## Your goal:
Go through the entries below and copy each line containing the word "close".

Stored items
• • • •

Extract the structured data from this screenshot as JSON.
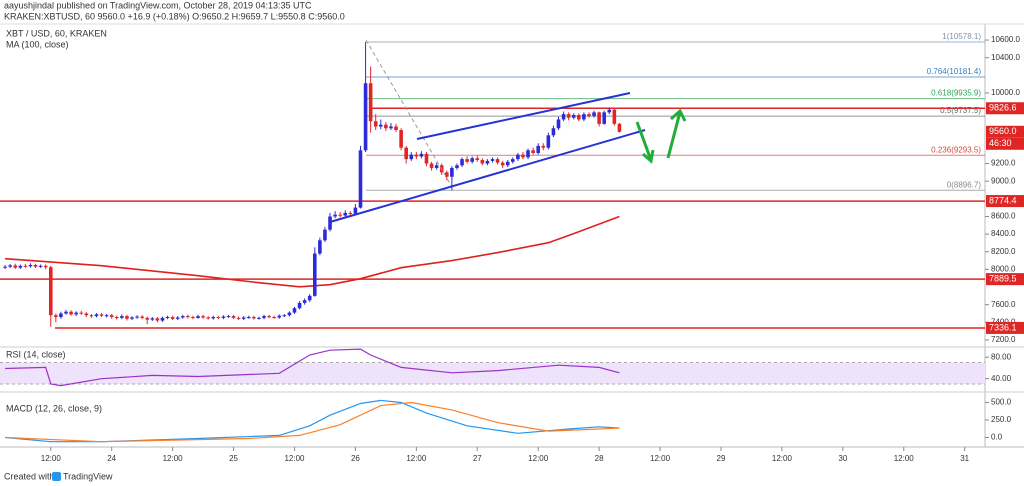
{
  "header": {
    "author_line": "aayushjindal published on TradingView.com, October 28, 2019 04:13:35 UTC",
    "symbol_line": "KRAKEN:XBTUSD, 60  9560.0  +16.9 (+0.18%)  O:9650.2 H:9659.7 L:9550.8 C:9560.0"
  },
  "footer": {
    "created": "Created with",
    "brand": "TradingView"
  },
  "chart_data": [
    {
      "type": "candlestick",
      "title": "XBT / USD, 60, KRAKEN",
      "up_color": "#2b2bd8",
      "down_color": "#e02525",
      "open": [
        8020,
        8030,
        8045,
        8020,
        8040,
        8035,
        8050,
        8030,
        8040,
        8025,
        7480,
        7460,
        7500,
        7520,
        7490,
        7510,
        7500,
        7480,
        7470,
        7490,
        7475,
        7480,
        7460,
        7450,
        7470,
        7440,
        7455,
        7465,
        7450,
        7430,
        7445,
        7420,
        7450,
        7460,
        7440,
        7455,
        7470,
        7460,
        7450,
        7470,
        7455,
        7445,
        7460,
        7450,
        7465,
        7470,
        7450,
        7440,
        7455,
        7460,
        7445,
        7450,
        7470,
        7460,
        7455,
        7475,
        7480,
        7510,
        7560,
        7620,
        7650,
        7700,
        8180,
        8330,
        8450,
        8600,
        8620,
        8610,
        8640,
        8630,
        8700,
        9350,
        10110,
        9680,
        9620,
        9640,
        9600,
        9620,
        9580,
        9380,
        9250,
        9300,
        9280,
        9310,
        9200,
        9150,
        9180,
        9100,
        9050,
        9150,
        9180,
        9250,
        9220,
        9260,
        9240,
        9200,
        9230,
        9250,
        9210,
        9180,
        9220,
        9250,
        9300,
        9270,
        9350,
        9320,
        9400,
        9380,
        9520,
        9600,
        9700,
        9760,
        9720,
        9750,
        9700,
        9760,
        9740,
        9780,
        9650,
        9780,
        9810,
        9650.2
      ],
      "high": [
        8050,
        8060,
        8065,
        8055,
        8060,
        8070,
        8065,
        8055,
        8055,
        8040,
        7500,
        7520,
        7540,
        7535,
        7525,
        7530,
        7515,
        7495,
        7505,
        7505,
        7495,
        7495,
        7475,
        7490,
        7485,
        7470,
        7480,
        7480,
        7465,
        7460,
        7460,
        7465,
        7475,
        7475,
        7470,
        7485,
        7485,
        7475,
        7485,
        7485,
        7470,
        7475,
        7475,
        7480,
        7485,
        7485,
        7465,
        7470,
        7475,
        7475,
        7465,
        7485,
        7485,
        7475,
        7490,
        7495,
        7525,
        7575,
        7640,
        7670,
        7720,
        8250,
        8360,
        8480,
        8640,
        8660,
        8650,
        8670,
        8660,
        8740,
        9400,
        10578.1,
        10300,
        9760,
        9700,
        9670,
        9660,
        9650,
        9600,
        9400,
        9330,
        9330,
        9340,
        9330,
        9220,
        9210,
        9200,
        9120,
        9170,
        9200,
        9270,
        9280,
        9280,
        9290,
        9260,
        9250,
        9270,
        9270,
        9230,
        9240,
        9270,
        9320,
        9330,
        9370,
        9380,
        9430,
        9430,
        9550,
        9630,
        9730,
        9790,
        9780,
        9770,
        9770,
        9780,
        9780,
        9800,
        9790,
        9800,
        9837,
        9820,
        9659.7
      ],
      "low": [
        8005,
        8015,
        8005,
        8005,
        8020,
        8020,
        8015,
        8015,
        8000,
        7350,
        7400,
        7440,
        7485,
        7475,
        7470,
        7485,
        7460,
        7450,
        7455,
        7460,
        7455,
        7440,
        7430,
        7435,
        7420,
        7425,
        7440,
        7435,
        7380,
        7415,
        7400,
        7405,
        7435,
        7425,
        7425,
        7440,
        7445,
        7435,
        7440,
        7440,
        7430,
        7430,
        7435,
        7435,
        7450,
        7435,
        7425,
        7425,
        7440,
        7430,
        7430,
        7435,
        7445,
        7440,
        7440,
        7460,
        7465,
        7495,
        7545,
        7600,
        7630,
        7690,
        8160,
        8310,
        8430,
        8580,
        8590,
        8590,
        8610,
        8615,
        8690,
        9330,
        9550,
        9580,
        9590,
        9570,
        9580,
        9560,
        9350,
        9200,
        9230,
        9250,
        9260,
        9170,
        9120,
        9130,
        9070,
        9010,
        8896.7,
        9130,
        9160,
        9200,
        9200,
        9220,
        9180,
        9180,
        9210,
        9190,
        9150,
        9160,
        9200,
        9230,
        9250,
        9250,
        9300,
        9300,
        9350,
        9360,
        9500,
        9580,
        9680,
        9690,
        9700,
        9680,
        9680,
        9720,
        9720,
        9620,
        9640,
        9760,
        9630,
        9550.8
      ],
      "close": [
        8030,
        8045,
        8020,
        8040,
        8035,
        8050,
        8030,
        8040,
        8025,
        7480,
        7460,
        7500,
        7520,
        7490,
        7510,
        7500,
        7480,
        7470,
        7490,
        7475,
        7480,
        7460,
        7450,
        7470,
        7440,
        7455,
        7465,
        7450,
        7430,
        7445,
        7420,
        7450,
        7460,
        7440,
        7455,
        7470,
        7460,
        7450,
        7470,
        7455,
        7445,
        7460,
        7450,
        7465,
        7470,
        7450,
        7440,
        7455,
        7460,
        7445,
        7450,
        7470,
        7460,
        7455,
        7475,
        7480,
        7510,
        7560,
        7620,
        7650,
        7700,
        8180,
        8330,
        8450,
        8600,
        8620,
        8610,
        8640,
        8630,
        8700,
        9350,
        10110,
        9680,
        9620,
        9640,
        9600,
        9620,
        9580,
        9380,
        9250,
        9300,
        9280,
        9310,
        9200,
        9150,
        9180,
        9100,
        9050,
        9150,
        9180,
        9250,
        9220,
        9260,
        9240,
        9200,
        9230,
        9250,
        9210,
        9180,
        9220,
        9250,
        9300,
        9270,
        9350,
        9320,
        9400,
        9380,
        9520,
        9600,
        9700,
        9760,
        9720,
        9750,
        9700,
        9760,
        9740,
        9780,
        9650,
        9780,
        9810,
        9650.2,
        9560
      ],
      "indicator": {
        "name": "MA (100, close)",
        "color": "#e0201f",
        "x": [
          0,
          19,
          38,
          50,
          58,
          64,
          70,
          78,
          88,
          97,
          107,
          112,
          121
        ],
        "values": [
          8121,
          8042,
          7928,
          7849,
          7803,
          7826,
          7894,
          8019,
          8099,
          8190,
          8303,
          8406,
          8600
        ]
      },
      "levels": [
        9826.6,
        8774.4,
        7889.5,
        7336.1
      ],
      "level_color": "#e02525",
      "fib_levels": [
        {
          "value": 10578.1,
          "label": "1(10578.1)",
          "color": "#7f93ad"
        },
        {
          "value": 10181.4,
          "label": "0.764(10181.4)",
          "color": "#2f7fc8"
        },
        {
          "value": 9935.9,
          "label": "0.618(9935.9)",
          "color": "#2ea35a"
        },
        {
          "value": 9737.5,
          "label": "0.5(9737.5)",
          "color": "#666666"
        },
        {
          "value": 9293.5,
          "label": "0.236(9293.5)",
          "color": "#d9453a"
        },
        {
          "value": 8896.7,
          "label": "0(8896.7)",
          "color": "#888888"
        }
      ],
      "last_price": {
        "value": 9560,
        "label": "9560.0"
      },
      "countdown": "46:30",
      "xlim": [
        -1,
        193
      ],
      "xticks": [
        {
          "value": 9,
          "label": "12:00"
        },
        {
          "value": 21,
          "label": "24"
        },
        {
          "value": 33,
          "label": "12:00"
        },
        {
          "value": 45,
          "label": "25"
        },
        {
          "value": 57,
          "label": "12:00"
        },
        {
          "value": 69,
          "label": "26"
        },
        {
          "value": 81,
          "label": "12:00"
        },
        {
          "value": 93,
          "label": "27"
        },
        {
          "value": 105,
          "label": "12:00"
        },
        {
          "value": 117,
          "label": "28"
        },
        {
          "value": 129,
          "label": "12:00"
        },
        {
          "value": 141,
          "label": "29"
        },
        {
          "value": 153,
          "label": "12:00"
        },
        {
          "value": 165,
          "label": "30"
        },
        {
          "value": 177,
          "label": "12:00"
        },
        {
          "value": 189,
          "label": "31"
        }
      ],
      "ylim": [
        7120,
        10714
      ],
      "yticks": [
        {
          "value": 10600,
          "label": "10600.0"
        },
        {
          "value": 10400,
          "label": "10400.0"
        },
        {
          "value": 10000,
          "label": "10000.0"
        },
        {
          "value": 9200,
          "label": "9200.0"
        },
        {
          "value": 9000,
          "label": "9000.0"
        },
        {
          "value": 8600,
          "label": "8600.0"
        },
        {
          "value": 8400,
          "label": "8400.0"
        },
        {
          "value": 8200,
          "label": "8200.0"
        },
        {
          "value": 8000,
          "label": "8000.0"
        },
        {
          "value": 7600,
          "label": "7600.0"
        },
        {
          "value": 7400,
          "label": "7400.0"
        },
        {
          "value": 7200,
          "label": "7200.0"
        }
      ]
    },
    {
      "type": "line",
      "title": "RSI (14, close)",
      "band": [
        30,
        70
      ],
      "band_color": "#efe2fb",
      "series": [
        {
          "color": "#9932cc",
          "x": [
            0,
            8,
            9,
            11,
            19,
            29,
            38,
            54,
            60,
            64,
            70,
            72,
            78,
            88,
            97,
            109,
            117,
            121
          ],
          "values": [
            59,
            61,
            30,
            27,
            40,
            46,
            44,
            50,
            84,
            93,
            95,
            84,
            61,
            51,
            55,
            65,
            61,
            51
          ]
        }
      ],
      "ylim": [
        17,
        99
      ],
      "yticks": [
        {
          "value": 80,
          "label": "80.00"
        },
        {
          "value": 40,
          "label": "40.00"
        }
      ]
    },
    {
      "type": "line",
      "title": "MACD (12, 26, close, 9)",
      "series": [
        {
          "color": "#2196f3",
          "x": [
            0,
            9,
            19,
            38,
            54,
            60,
            64,
            70,
            74,
            78,
            83,
            91,
            101,
            111,
            117,
            121
          ],
          "values": [
            0,
            -60,
            -60,
            -15,
            30,
            167,
            318,
            485,
            530,
            500,
            348,
            167,
            60,
            121,
            152,
            136
          ]
        },
        {
          "color": "#ff7f27",
          "x": [
            0,
            19,
            48,
            58,
            66,
            74,
            80,
            88,
            97,
            107,
            117,
            121
          ],
          "values": [
            0,
            -60,
            -15,
            30,
            182,
            455,
            500,
            394,
            212,
            91,
            121,
            136
          ]
        }
      ],
      "ylim": [
        -136,
        621
      ],
      "yticks": [
        {
          "value": 500,
          "label": "500.0"
        },
        {
          "value": 250,
          "label": "250.0"
        },
        {
          "value": 0,
          "label": "0.0"
        }
      ]
    }
  ]
}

• • • •

## Full solution:
      "close": [
        "name": "MA (100, close)",
      "title": "RSI (14, close)",
      "title": "MACD (12, 26, close, 9)",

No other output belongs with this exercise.